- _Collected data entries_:

====================

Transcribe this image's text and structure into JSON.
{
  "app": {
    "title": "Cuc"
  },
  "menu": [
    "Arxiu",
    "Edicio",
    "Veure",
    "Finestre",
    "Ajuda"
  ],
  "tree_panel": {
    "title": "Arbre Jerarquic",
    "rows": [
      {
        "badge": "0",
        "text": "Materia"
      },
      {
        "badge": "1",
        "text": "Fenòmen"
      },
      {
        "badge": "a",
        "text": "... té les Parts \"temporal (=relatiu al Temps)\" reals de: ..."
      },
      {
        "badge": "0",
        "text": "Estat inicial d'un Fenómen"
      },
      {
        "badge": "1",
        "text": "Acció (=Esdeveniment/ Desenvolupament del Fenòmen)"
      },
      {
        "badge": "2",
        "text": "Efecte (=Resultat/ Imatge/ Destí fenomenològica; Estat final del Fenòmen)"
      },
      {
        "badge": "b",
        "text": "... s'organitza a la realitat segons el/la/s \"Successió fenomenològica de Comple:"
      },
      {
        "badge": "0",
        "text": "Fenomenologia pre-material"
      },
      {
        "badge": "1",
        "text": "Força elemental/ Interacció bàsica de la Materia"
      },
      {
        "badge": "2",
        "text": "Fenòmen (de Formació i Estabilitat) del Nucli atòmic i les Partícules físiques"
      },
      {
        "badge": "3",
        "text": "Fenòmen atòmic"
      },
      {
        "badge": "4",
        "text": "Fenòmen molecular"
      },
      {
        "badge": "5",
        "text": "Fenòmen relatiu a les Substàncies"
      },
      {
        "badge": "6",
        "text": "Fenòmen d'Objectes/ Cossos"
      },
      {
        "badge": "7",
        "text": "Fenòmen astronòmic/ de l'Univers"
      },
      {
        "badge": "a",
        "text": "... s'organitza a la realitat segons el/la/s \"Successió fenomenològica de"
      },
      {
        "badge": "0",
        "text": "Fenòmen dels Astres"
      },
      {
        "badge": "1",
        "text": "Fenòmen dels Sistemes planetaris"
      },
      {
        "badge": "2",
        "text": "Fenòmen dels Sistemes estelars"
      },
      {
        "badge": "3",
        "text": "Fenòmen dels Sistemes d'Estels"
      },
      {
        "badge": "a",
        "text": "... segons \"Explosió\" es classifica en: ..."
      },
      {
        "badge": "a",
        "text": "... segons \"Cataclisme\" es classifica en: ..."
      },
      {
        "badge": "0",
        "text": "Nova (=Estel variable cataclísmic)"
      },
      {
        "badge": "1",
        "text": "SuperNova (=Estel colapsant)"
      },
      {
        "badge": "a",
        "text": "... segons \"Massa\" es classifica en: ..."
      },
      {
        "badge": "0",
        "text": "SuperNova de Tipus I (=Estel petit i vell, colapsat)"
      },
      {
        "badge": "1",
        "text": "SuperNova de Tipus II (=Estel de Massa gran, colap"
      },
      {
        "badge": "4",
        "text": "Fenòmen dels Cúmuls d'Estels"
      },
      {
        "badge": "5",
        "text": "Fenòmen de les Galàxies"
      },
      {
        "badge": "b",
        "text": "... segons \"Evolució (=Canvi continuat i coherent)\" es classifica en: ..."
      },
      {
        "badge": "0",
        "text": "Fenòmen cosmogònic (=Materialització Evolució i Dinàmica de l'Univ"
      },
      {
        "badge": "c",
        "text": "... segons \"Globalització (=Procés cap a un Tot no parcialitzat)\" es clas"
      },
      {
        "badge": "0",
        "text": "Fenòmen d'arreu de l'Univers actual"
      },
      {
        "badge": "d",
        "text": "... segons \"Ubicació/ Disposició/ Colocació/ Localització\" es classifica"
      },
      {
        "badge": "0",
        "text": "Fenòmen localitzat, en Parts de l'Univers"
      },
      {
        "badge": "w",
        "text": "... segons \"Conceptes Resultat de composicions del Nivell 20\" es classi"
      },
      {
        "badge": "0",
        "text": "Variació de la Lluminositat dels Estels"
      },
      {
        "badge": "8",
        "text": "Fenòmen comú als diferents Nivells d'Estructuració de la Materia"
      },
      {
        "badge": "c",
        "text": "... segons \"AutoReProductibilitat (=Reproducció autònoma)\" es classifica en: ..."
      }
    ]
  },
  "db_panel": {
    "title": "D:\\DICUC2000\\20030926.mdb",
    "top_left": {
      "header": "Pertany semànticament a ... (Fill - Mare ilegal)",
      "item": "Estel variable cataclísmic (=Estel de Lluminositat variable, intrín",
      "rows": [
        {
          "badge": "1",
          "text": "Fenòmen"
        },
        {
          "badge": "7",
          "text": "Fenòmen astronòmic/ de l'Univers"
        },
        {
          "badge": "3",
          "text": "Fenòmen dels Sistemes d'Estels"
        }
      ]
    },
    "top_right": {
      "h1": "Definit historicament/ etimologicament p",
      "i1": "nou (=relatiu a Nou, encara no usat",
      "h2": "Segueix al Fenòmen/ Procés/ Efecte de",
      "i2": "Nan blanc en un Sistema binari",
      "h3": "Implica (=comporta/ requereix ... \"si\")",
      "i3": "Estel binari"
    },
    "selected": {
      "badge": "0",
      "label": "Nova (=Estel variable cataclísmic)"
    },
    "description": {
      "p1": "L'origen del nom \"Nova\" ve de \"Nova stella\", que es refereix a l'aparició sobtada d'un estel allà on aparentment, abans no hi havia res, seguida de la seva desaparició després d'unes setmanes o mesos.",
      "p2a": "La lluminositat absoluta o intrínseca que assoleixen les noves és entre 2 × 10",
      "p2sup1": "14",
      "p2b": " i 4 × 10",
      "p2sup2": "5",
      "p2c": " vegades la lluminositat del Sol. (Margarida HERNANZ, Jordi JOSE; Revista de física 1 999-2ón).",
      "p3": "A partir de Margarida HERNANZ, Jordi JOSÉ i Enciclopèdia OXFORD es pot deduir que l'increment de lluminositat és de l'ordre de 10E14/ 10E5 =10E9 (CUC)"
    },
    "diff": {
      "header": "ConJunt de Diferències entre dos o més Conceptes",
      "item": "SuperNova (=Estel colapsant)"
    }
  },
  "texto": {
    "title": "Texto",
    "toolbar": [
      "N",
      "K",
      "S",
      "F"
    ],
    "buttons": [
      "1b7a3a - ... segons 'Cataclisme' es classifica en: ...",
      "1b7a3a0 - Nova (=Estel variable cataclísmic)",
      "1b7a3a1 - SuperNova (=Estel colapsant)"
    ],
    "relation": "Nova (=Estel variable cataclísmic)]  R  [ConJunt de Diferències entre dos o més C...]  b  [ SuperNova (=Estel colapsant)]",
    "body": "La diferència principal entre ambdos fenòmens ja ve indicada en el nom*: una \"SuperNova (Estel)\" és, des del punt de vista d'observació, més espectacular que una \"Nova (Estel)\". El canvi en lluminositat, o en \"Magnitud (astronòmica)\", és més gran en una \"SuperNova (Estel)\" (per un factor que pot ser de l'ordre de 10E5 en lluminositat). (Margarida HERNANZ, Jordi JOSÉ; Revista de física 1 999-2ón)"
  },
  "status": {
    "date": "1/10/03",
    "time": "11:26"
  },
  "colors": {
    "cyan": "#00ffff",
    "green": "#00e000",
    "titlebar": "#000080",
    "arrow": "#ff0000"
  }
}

====================

- _GIVEN TASK_: The records are above. How many lines in them contain the word "organitza"? Give the number alone.

- _WRITTEN ANSWER_: 2